- Problem to work on
Which lines below hold the word "this"? Copy all of them.

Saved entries
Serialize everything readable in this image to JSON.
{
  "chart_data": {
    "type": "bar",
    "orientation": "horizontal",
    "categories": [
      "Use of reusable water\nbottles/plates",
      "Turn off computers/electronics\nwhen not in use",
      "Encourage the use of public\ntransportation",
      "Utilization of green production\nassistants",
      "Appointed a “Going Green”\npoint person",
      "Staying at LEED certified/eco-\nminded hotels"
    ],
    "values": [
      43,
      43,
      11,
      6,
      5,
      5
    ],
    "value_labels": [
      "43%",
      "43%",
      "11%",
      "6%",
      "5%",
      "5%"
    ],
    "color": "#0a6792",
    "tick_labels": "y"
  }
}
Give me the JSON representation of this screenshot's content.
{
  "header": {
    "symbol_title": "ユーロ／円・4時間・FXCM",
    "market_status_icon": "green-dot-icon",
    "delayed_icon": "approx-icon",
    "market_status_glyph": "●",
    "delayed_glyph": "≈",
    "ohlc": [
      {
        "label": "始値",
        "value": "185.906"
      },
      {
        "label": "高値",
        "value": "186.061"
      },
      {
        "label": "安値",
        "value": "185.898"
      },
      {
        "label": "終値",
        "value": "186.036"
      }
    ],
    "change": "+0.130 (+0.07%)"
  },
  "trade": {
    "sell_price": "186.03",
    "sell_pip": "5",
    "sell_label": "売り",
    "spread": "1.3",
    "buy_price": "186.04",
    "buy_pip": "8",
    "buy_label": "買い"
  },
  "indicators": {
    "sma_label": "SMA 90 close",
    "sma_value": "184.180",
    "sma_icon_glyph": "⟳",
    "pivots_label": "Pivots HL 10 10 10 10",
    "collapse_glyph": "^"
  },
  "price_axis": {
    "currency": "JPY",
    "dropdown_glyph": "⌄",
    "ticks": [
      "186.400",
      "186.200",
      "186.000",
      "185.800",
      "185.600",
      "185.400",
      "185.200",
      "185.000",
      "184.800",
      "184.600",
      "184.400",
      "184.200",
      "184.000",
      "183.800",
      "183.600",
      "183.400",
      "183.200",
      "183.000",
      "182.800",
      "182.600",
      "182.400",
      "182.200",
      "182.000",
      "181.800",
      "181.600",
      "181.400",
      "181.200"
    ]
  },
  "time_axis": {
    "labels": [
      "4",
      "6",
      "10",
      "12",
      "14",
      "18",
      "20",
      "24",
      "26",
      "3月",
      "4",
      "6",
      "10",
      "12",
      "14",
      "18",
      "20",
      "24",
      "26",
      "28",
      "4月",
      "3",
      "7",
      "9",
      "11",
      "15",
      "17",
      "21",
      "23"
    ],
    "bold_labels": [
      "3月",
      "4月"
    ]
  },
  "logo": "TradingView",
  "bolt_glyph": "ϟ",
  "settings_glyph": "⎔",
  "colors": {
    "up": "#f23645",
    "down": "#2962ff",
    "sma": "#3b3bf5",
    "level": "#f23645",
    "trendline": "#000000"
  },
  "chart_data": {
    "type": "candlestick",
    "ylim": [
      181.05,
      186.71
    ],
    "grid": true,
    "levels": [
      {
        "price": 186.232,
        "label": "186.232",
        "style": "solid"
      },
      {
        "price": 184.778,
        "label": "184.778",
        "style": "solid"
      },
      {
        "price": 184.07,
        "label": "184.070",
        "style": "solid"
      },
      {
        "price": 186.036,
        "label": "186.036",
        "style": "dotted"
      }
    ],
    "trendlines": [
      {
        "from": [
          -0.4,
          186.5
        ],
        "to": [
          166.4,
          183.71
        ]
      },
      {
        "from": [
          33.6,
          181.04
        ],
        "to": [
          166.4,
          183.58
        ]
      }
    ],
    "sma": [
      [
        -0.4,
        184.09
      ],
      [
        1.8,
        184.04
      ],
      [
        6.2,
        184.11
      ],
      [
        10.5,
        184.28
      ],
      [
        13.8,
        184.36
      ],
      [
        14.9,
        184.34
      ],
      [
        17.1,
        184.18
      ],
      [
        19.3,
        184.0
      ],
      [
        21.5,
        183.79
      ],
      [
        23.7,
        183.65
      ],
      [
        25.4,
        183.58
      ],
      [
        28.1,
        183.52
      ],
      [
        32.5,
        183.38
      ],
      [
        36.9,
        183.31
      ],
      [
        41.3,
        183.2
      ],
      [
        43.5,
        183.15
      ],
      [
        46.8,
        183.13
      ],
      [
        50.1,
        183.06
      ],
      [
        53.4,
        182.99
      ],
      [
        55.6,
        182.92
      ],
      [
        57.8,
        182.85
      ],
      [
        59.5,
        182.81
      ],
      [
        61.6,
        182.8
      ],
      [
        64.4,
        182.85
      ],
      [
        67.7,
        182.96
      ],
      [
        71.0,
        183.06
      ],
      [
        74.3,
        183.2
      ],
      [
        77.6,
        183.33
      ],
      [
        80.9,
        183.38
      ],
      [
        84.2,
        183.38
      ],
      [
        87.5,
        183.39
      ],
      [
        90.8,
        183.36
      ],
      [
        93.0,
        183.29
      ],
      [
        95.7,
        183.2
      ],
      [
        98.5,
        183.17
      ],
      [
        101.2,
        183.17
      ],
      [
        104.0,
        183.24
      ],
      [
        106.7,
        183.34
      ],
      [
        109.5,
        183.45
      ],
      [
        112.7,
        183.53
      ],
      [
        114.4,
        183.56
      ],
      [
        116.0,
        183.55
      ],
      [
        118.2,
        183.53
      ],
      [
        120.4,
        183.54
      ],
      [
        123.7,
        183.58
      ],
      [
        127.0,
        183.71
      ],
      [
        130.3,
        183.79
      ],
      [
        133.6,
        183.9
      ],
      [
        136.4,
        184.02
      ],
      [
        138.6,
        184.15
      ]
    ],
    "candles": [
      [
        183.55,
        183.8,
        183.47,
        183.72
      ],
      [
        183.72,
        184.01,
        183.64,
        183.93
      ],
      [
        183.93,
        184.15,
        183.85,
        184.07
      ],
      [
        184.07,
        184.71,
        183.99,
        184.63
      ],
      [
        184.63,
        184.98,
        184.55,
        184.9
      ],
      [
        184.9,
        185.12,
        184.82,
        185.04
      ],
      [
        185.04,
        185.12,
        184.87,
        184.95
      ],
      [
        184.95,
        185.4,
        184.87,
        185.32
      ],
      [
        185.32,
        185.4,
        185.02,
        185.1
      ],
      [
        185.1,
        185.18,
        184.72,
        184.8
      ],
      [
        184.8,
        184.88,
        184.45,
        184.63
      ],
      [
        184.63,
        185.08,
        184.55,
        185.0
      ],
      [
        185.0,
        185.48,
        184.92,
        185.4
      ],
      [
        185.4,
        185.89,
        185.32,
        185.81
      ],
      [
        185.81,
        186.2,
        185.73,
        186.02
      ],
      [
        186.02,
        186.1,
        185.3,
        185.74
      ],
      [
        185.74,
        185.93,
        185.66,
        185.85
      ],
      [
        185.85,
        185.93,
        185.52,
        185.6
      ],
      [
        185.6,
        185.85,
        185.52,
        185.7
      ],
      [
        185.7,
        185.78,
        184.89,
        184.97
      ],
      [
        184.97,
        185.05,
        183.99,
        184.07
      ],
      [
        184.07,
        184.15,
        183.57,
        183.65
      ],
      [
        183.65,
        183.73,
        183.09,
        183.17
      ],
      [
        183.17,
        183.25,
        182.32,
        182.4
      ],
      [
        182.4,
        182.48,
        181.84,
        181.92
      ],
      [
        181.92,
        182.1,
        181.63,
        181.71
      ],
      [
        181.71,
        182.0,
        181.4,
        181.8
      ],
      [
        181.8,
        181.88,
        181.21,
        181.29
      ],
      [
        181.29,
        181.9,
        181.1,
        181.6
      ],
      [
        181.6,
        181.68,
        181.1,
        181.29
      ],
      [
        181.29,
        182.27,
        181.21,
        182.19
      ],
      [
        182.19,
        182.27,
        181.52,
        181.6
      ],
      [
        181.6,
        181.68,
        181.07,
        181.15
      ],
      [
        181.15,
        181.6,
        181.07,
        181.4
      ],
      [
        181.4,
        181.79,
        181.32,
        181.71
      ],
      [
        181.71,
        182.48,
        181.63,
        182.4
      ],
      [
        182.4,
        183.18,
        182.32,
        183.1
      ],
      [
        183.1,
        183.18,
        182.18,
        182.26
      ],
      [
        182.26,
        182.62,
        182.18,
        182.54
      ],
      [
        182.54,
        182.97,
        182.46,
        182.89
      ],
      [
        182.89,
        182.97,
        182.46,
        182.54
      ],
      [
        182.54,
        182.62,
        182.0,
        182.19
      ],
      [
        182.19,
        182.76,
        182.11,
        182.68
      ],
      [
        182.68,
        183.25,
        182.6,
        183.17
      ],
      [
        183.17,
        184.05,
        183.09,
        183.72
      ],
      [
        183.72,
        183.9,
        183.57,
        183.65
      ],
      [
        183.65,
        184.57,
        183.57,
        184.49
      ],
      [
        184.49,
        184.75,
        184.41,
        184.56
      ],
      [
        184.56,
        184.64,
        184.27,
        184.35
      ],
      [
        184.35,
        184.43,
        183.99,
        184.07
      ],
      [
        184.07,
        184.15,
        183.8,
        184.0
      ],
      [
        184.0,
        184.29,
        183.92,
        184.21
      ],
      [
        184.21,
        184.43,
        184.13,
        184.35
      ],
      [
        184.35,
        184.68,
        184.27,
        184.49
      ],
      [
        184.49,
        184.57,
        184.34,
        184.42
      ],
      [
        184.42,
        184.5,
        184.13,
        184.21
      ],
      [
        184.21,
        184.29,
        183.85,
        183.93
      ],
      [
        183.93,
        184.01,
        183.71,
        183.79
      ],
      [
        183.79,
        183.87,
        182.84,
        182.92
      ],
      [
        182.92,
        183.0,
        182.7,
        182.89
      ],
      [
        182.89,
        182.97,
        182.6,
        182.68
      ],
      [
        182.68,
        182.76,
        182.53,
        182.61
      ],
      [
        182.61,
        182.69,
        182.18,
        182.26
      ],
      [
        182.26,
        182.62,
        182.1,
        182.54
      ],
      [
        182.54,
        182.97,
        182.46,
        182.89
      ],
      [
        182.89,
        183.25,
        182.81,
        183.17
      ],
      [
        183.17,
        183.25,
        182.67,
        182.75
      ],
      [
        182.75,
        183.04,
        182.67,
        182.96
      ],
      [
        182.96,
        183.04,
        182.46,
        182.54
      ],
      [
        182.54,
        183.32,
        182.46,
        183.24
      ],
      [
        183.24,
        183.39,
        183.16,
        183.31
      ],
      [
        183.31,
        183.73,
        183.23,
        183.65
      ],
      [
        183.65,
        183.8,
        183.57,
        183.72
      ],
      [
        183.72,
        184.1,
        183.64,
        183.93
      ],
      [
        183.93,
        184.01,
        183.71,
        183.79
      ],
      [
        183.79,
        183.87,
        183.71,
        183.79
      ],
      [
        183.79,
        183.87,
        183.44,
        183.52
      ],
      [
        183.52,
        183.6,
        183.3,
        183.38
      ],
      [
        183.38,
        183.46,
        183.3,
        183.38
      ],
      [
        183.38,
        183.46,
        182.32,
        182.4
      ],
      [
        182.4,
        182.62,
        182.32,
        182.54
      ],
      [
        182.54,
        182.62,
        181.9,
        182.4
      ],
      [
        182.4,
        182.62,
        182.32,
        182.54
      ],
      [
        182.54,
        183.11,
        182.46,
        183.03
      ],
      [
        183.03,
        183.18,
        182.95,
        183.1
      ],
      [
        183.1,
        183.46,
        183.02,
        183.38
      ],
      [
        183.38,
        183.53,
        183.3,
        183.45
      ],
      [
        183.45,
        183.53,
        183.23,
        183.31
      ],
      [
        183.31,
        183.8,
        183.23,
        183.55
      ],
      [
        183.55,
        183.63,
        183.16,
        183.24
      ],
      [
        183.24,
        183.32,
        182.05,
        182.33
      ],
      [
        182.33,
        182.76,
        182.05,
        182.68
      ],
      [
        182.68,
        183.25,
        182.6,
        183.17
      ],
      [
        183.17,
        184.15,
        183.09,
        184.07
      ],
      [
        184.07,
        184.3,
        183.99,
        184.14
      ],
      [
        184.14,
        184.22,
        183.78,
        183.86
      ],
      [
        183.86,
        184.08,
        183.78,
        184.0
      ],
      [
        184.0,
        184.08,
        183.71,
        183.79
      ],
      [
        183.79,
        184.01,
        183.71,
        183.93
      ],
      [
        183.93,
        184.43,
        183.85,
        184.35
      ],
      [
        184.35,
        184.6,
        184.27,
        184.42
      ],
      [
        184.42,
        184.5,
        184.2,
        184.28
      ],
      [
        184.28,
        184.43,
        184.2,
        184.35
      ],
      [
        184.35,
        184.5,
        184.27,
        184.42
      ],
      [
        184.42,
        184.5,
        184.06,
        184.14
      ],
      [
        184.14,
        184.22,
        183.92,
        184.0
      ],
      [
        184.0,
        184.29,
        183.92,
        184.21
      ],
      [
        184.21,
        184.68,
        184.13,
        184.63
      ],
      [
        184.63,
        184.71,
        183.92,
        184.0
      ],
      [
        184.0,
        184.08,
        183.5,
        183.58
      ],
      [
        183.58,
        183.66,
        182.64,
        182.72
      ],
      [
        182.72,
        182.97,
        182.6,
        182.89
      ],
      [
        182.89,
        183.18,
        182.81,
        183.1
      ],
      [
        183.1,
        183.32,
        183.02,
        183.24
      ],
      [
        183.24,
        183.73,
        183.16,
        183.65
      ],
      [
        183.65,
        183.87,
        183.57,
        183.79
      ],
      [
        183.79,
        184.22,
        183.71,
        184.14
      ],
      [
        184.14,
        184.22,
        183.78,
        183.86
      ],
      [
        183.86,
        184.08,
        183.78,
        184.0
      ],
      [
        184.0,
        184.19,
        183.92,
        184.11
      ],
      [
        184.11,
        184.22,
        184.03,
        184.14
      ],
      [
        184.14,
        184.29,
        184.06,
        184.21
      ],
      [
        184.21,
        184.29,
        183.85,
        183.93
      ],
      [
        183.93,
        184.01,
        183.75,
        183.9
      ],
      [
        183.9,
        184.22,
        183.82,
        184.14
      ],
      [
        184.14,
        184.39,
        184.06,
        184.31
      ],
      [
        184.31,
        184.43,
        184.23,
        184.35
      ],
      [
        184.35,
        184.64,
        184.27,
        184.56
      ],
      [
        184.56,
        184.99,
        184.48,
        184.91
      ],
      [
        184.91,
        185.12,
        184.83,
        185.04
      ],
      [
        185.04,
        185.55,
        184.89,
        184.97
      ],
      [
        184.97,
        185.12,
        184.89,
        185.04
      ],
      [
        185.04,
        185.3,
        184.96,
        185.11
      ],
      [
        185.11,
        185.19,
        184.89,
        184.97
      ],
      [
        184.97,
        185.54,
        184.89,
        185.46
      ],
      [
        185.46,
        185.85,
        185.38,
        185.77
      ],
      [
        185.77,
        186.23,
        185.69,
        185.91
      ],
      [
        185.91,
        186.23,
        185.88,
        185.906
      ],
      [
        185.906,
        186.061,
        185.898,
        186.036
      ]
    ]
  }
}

- Full response
Serialize everything readable in this image to JSON.
Give me the JSON representation of this screenshot's content.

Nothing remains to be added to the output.